Give back the full listing, character for character, with no pictures.
>> start Excerpted data
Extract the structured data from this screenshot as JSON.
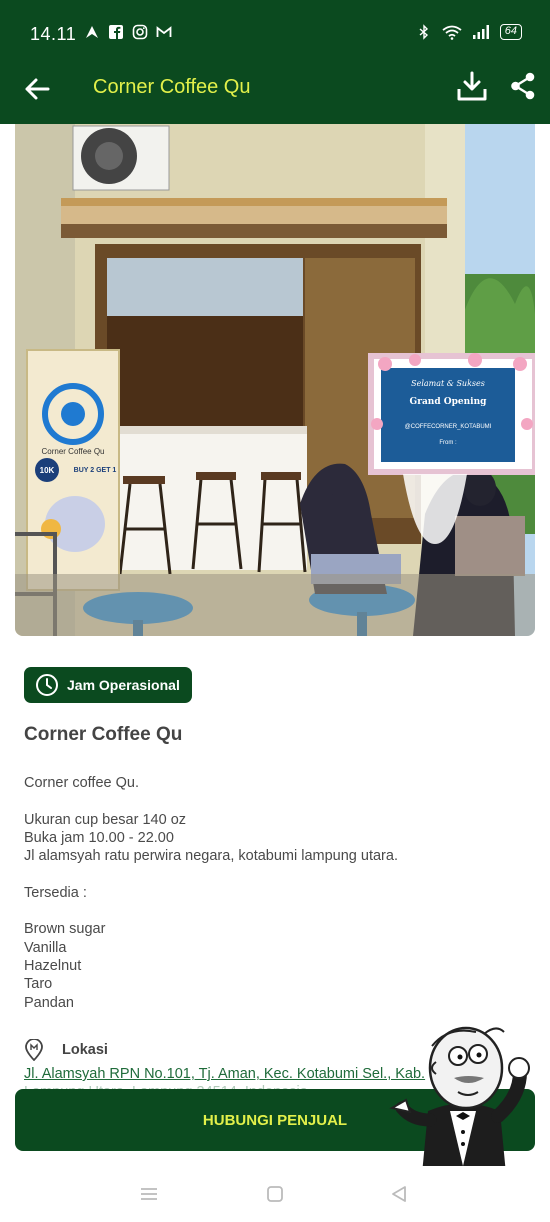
{
  "status_bar": {
    "time": "14.11",
    "battery": "64",
    "icons_left": [
      "navigation-icon",
      "facebook-icon",
      "instagram-icon",
      "gmail-icon"
    ],
    "icons_right": [
      "bluetooth-icon",
      "wifi-icon",
      "signal-icon",
      "battery-icon"
    ]
  },
  "app_bar": {
    "title": "Corner Coffee Qu",
    "actions": [
      "download-icon",
      "share-icon"
    ]
  },
  "hero": {
    "banner_brand": "Corner Coffee Qu",
    "banner_price": "10K",
    "banner_promo": "BUY 2 GET 1",
    "board_line1": "Selamat & Sukses",
    "board_line2": "Grand Opening",
    "board_line3": "@COFFECORNER_KOTABUMI",
    "board_line4": "From :"
  },
  "badge": {
    "label": "Jam Operasional"
  },
  "shop": {
    "title": "Corner Coffee Qu"
  },
  "description": [
    "Corner coffee Qu.",
    "",
    "Ukuran cup besar 140 oz",
    "Buka jam 10.00 - 22.00",
    "Jl alamsyah ratu perwira negara, kotabumi lampung utara.",
    "",
    "Tersedia :",
    "",
    "Brown sugar",
    "Vanilla",
    "Hazelnut",
    "Taro",
    "Pandan"
  ],
  "location": {
    "label": "Lokasi",
    "address": "Jl. Alamsyah RPN No.101, Tj. Aman, Kec. Kotabumi Sel., Kab.",
    "address_cont": "Lampung Utara, Lampung 34514, Indonesia"
  },
  "cta": {
    "label": "HUBUNGI PENJUAL"
  },
  "colors": {
    "primary": "#0b4a1f",
    "accent": "#e2f04a",
    "link": "#1f6b3a"
  }
}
>> end Excerpted data
Complete answer =
Extract the structured data from this screenshot as JSON.
{
  "status_bar": {
    "time": "14.11",
    "battery": "64",
    "icons_left": [
      "navigation-icon",
      "facebook-icon",
      "instagram-icon",
      "gmail-icon"
    ],
    "icons_right": [
      "bluetooth-icon",
      "wifi-icon",
      "signal-icon",
      "battery-icon"
    ]
  },
  "app_bar": {
    "title": "Corner Coffee Qu",
    "actions": [
      "download-icon",
      "share-icon"
    ]
  },
  "hero": {
    "banner_brand": "Corner Coffee Qu",
    "banner_price": "10K",
    "banner_promo": "BUY 2 GET 1",
    "board_line1": "Selamat & Sukses",
    "board_line2": "Grand Opening",
    "board_line3": "@COFFECORNER_KOTABUMI",
    "board_line4": "From :"
  },
  "badge": {
    "label": "Jam Operasional"
  },
  "shop": {
    "title": "Corner Coffee Qu"
  },
  "description": [
    "Corner coffee Qu.",
    "",
    "Ukuran cup besar 140 oz",
    "Buka jam 10.00 - 22.00",
    "Jl alamsyah ratu perwira negara, kotabumi lampung utara.",
    "",
    "Tersedia :",
    "",
    "Brown sugar",
    "Vanilla",
    "Hazelnut",
    "Taro",
    "Pandan"
  ],
  "location": {
    "label": "Lokasi",
    "address": "Jl. Alamsyah RPN No.101, Tj. Aman, Kec. Kotabumi Sel., Kab.",
    "address_cont": "Lampung Utara, Lampung 34514, Indonesia"
  },
  "cta": {
    "label": "HUBUNGI PENJUAL"
  },
  "colors": {
    "primary": "#0b4a1f",
    "accent": "#e2f04a",
    "link": "#1f6b3a"
  }
}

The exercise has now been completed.